To do: Lift every line from the entries that includes the word "structure".

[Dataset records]
— BEGIN —

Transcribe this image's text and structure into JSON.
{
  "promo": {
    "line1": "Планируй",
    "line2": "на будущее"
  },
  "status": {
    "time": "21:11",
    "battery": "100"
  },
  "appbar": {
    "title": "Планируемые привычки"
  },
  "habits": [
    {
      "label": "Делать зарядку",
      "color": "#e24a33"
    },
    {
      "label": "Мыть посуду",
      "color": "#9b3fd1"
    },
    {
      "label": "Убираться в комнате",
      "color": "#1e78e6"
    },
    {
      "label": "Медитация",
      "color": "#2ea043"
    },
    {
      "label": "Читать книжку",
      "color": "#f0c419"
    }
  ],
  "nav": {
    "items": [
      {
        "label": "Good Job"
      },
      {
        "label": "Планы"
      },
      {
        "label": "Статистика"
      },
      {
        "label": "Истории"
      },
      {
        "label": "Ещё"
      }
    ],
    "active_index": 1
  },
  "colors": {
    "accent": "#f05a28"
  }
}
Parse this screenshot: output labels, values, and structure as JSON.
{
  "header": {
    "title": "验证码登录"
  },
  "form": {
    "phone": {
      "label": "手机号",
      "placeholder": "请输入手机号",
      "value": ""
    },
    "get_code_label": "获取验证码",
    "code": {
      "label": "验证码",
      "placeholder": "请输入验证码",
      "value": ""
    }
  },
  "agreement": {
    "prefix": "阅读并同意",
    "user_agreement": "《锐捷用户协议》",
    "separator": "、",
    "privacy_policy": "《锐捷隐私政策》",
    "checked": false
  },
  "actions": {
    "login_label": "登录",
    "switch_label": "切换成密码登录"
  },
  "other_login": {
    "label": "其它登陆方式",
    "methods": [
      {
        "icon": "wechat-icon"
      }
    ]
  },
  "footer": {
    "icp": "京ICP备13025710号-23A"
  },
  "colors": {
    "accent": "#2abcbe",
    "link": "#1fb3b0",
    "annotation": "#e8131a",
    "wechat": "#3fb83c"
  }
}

— END —

Reply:
Transcribe this image's text and structure into JSON.
Parse this screenshot: output labels, values, and structure as JSON.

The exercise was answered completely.